DATA RECORDS –

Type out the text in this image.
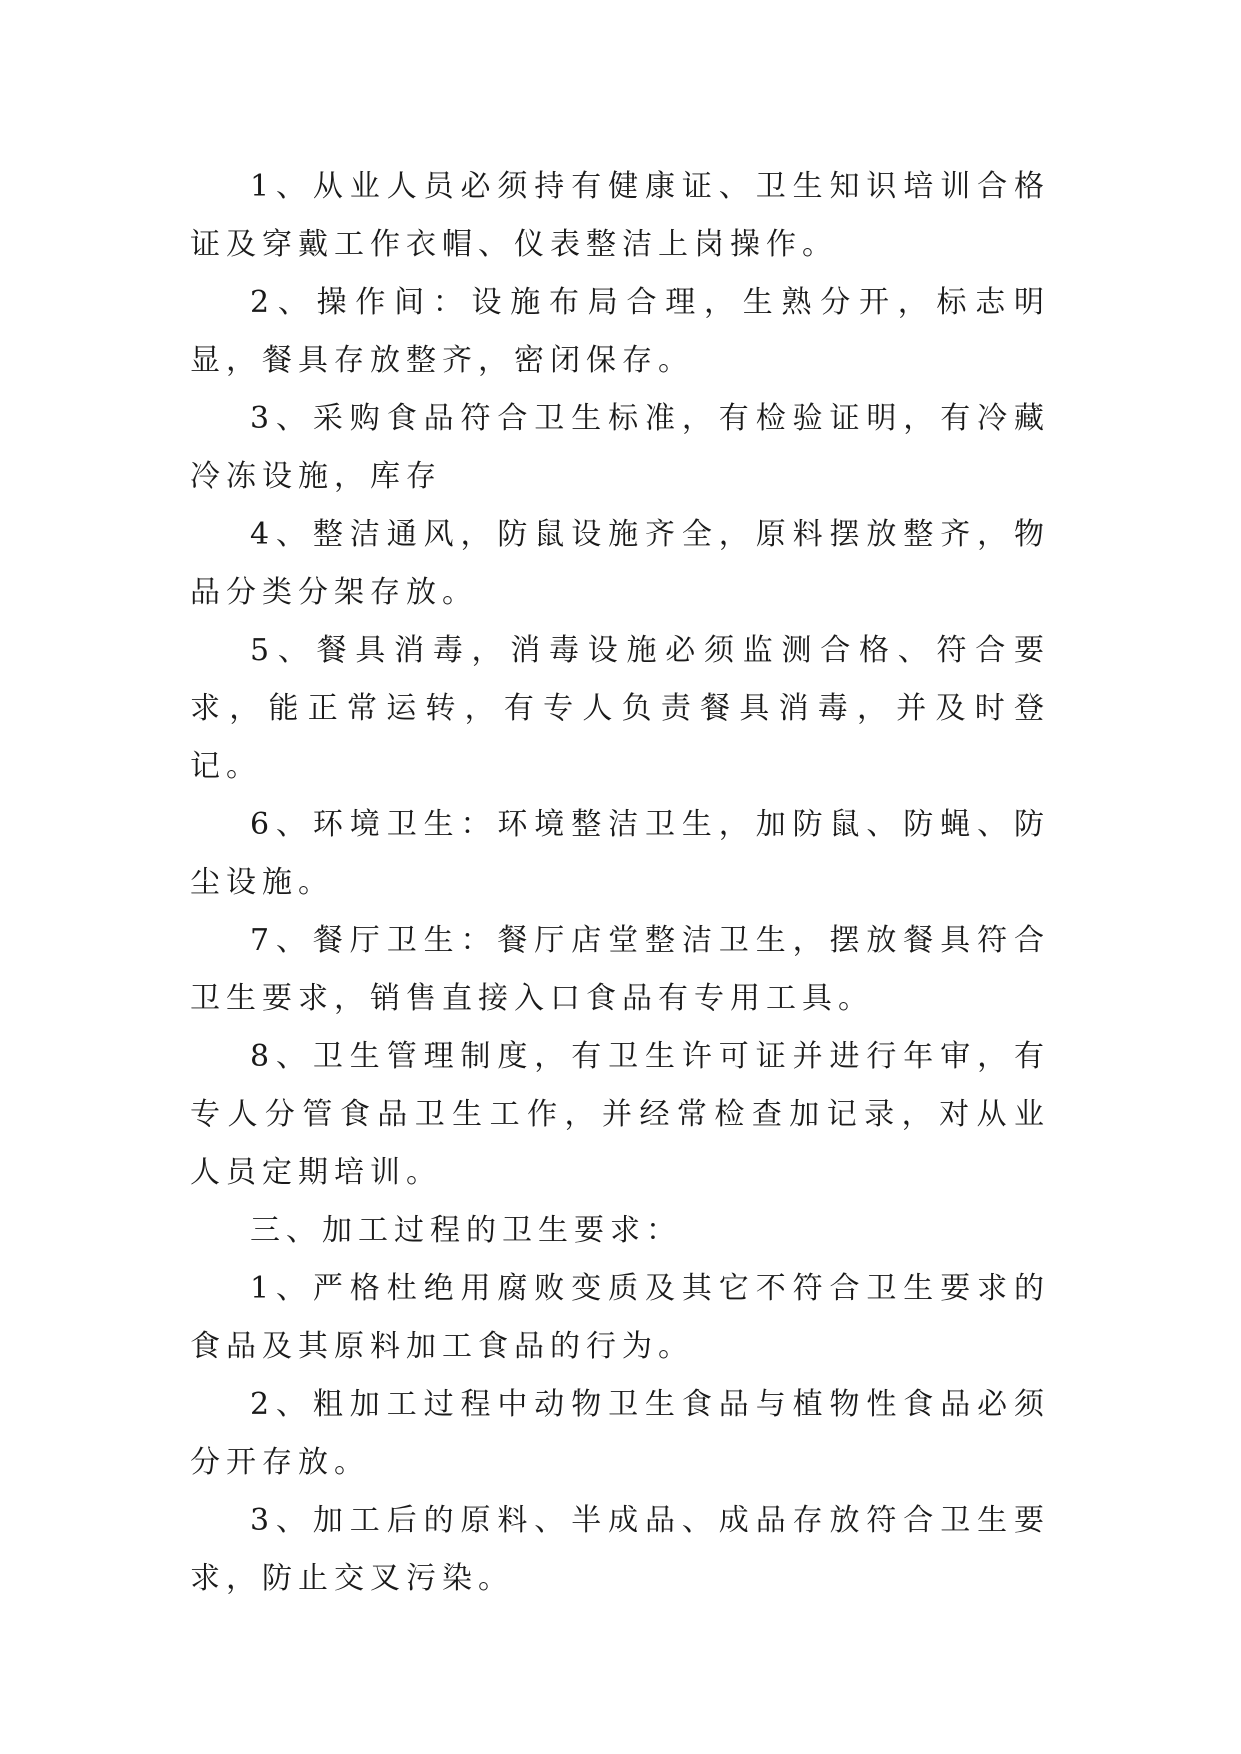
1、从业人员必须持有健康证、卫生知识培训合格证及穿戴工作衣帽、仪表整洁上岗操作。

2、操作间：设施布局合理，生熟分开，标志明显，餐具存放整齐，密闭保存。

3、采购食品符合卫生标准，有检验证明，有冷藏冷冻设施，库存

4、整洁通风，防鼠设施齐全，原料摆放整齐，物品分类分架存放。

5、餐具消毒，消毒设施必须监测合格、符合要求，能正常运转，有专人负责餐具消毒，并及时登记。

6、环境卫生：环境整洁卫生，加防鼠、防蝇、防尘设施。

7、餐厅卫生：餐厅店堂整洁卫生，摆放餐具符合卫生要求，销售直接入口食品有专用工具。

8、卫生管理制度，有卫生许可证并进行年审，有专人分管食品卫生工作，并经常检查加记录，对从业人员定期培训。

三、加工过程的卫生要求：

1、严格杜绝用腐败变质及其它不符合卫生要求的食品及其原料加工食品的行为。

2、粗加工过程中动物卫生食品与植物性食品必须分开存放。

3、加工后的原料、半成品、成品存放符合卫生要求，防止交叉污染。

...

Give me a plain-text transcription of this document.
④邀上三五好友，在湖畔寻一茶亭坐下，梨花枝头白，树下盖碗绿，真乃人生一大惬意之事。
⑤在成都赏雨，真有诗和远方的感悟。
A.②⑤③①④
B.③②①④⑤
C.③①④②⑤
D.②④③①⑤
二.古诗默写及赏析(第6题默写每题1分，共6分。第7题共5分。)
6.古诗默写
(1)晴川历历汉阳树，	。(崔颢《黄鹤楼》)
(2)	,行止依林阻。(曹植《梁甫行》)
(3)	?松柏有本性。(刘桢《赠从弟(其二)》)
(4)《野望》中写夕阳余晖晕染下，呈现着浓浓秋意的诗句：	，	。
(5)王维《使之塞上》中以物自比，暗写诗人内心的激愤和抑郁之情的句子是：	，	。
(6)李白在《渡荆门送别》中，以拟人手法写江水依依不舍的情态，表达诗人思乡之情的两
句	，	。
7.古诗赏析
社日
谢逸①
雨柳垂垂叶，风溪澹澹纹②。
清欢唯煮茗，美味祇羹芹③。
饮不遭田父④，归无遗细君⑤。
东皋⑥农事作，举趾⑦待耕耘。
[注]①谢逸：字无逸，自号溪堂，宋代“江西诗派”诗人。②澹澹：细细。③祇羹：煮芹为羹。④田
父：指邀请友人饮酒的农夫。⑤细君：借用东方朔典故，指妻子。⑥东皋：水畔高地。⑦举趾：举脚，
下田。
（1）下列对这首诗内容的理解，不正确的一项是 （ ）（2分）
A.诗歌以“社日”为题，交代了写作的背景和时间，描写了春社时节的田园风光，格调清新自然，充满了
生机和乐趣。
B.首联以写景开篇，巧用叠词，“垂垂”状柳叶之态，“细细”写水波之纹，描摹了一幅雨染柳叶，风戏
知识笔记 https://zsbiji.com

EXERCISE DIRECTIONS – Select the lines that carry the string "text" and copy them.

ANSWER TO THE EXERCISE –
Type out the text in this image.
Give me a plain-text transcription of this document.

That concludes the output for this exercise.